[START OF SUPPLIED INFORMATION]

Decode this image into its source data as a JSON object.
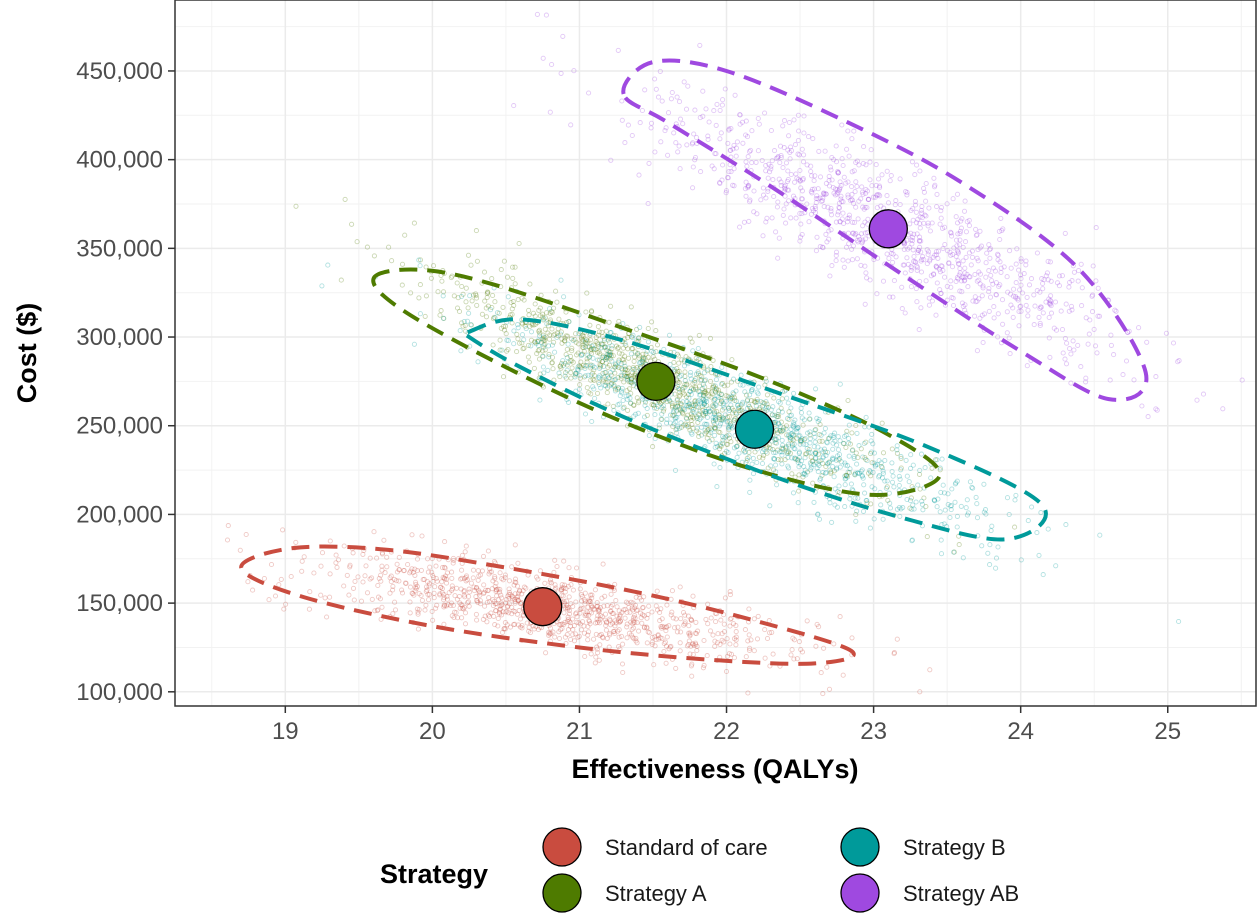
{
  "chart_data": {
    "type": "scatter",
    "title": "",
    "xlabel": "Effectiveness (QALYs)",
    "ylabel": "Cost ($)",
    "xlim": [
      18.25,
      25.6
    ],
    "ylim": [
      92000,
      490000
    ],
    "x_ticks": [
      19,
      20,
      21,
      22,
      23,
      24,
      25
    ],
    "x_tick_labels": [
      "19",
      "20",
      "21",
      "22",
      "23",
      "24",
      "25"
    ],
    "y_ticks": [
      100000,
      150000,
      200000,
      250000,
      300000,
      350000,
      400000,
      450000
    ],
    "y_tick_labels": [
      "100,000",
      "150,000",
      "200,000",
      "250,000",
      "300,000",
      "350,000",
      "400,000",
      "450,000"
    ],
    "grid": true,
    "legend": {
      "title": "Strategy",
      "placement": "bottom"
    },
    "series": [
      {
        "name": "Standard of care",
        "color": "#c94c3f",
        "mean": {
          "x": 20.75,
          "y": 148000
        },
        "scatter": {
          "sd_x": 0.82,
          "sd_y": 15000,
          "corr": -0.72,
          "n": 1000
        },
        "ellipse": {
          "points": [
            [
              18.7,
              170000
            ],
            [
              19.05,
              181000
            ],
            [
              19.7,
              180000
            ],
            [
              20.5,
              170000
            ],
            [
              21.4,
              156000
            ],
            [
              22.2,
              140000
            ],
            [
              22.85,
              123000
            ],
            [
              22.6,
              116000
            ],
            [
              21.9,
              118000
            ],
            [
              21.0,
              125000
            ],
            [
              20.0,
              137000
            ],
            [
              19.1,
              154000
            ]
          ]
        }
      },
      {
        "name": "Strategy A",
        "color": "#4e7b00",
        "mean": {
          "x": 21.52,
          "y": 275000
        },
        "scatter": {
          "sd_x": 0.78,
          "sd_y": 30000,
          "corr": -0.9,
          "n": 1000
        },
        "ellipse": {
          "points": [
            [
              19.6,
              333000
            ],
            [
              19.9,
              338000
            ],
            [
              20.4,
              330000
            ],
            [
              21.3,
              305000
            ],
            [
              22.3,
              275000
            ],
            [
              23.1,
              245000
            ],
            [
              23.45,
              222000
            ],
            [
              23.0,
              211000
            ],
            [
              22.2,
              225000
            ],
            [
              21.3,
              252000
            ],
            [
              20.5,
              283000
            ],
            [
              19.8,
              315000
            ]
          ]
        }
      },
      {
        "name": "Strategy B",
        "color": "#009a9a",
        "mean": {
          "x": 22.19,
          "y": 248000
        },
        "scatter": {
          "sd_x": 0.85,
          "sd_y": 30000,
          "corr": -0.9,
          "n": 1000
        },
        "ellipse": {
          "points": [
            [
              20.25,
              303000
            ],
            [
              20.6,
              310000
            ],
            [
              21.3,
              298000
            ],
            [
              22.3,
              270000
            ],
            [
              23.4,
              237000
            ],
            [
              24.15,
              205000
            ],
            [
              23.9,
              186000
            ],
            [
              23.2,
              198000
            ],
            [
              22.3,
              222000
            ],
            [
              21.3,
              255000
            ],
            [
              20.6,
              283000
            ],
            [
              20.25,
              300000
            ]
          ]
        }
      },
      {
        "name": "Strategy AB",
        "color": "#9f49e0",
        "mean": {
          "x": 23.1,
          "y": 361000
        },
        "scatter": {
          "sd_x": 0.85,
          "sd_y": 38000,
          "corr": -0.88,
          "n": 1000
        },
        "ellipse": {
          "points": [
            [
              21.3,
              437000
            ],
            [
              21.5,
              455000
            ],
            [
              22.0,
              450000
            ],
            [
              22.8,
              422000
            ],
            [
              23.6,
              387000
            ],
            [
              24.4,
              338000
            ],
            [
              24.85,
              280000
            ],
            [
              24.6,
              265000
            ],
            [
              24.0,
              292000
            ],
            [
              23.2,
              335000
            ],
            [
              22.3,
              385000
            ],
            [
              21.6,
              421000
            ]
          ]
        }
      }
    ]
  }
}
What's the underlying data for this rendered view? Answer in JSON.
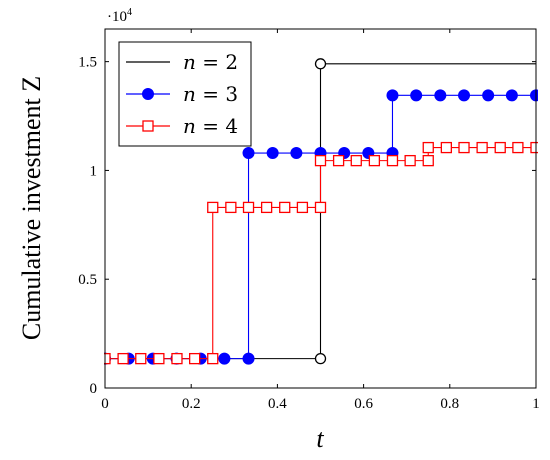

[END OF SUPPLIED INFORMATION]

▸ **WHAT NEEDS TO BE DONE**:
Extract all lines containing the word "Strategy".

▸ **THE COMPLETED TASK**:
      "title": "Strategy",
        "name": "Strategy A",
        "name": "Strategy B",
        "name": "Strategy AB",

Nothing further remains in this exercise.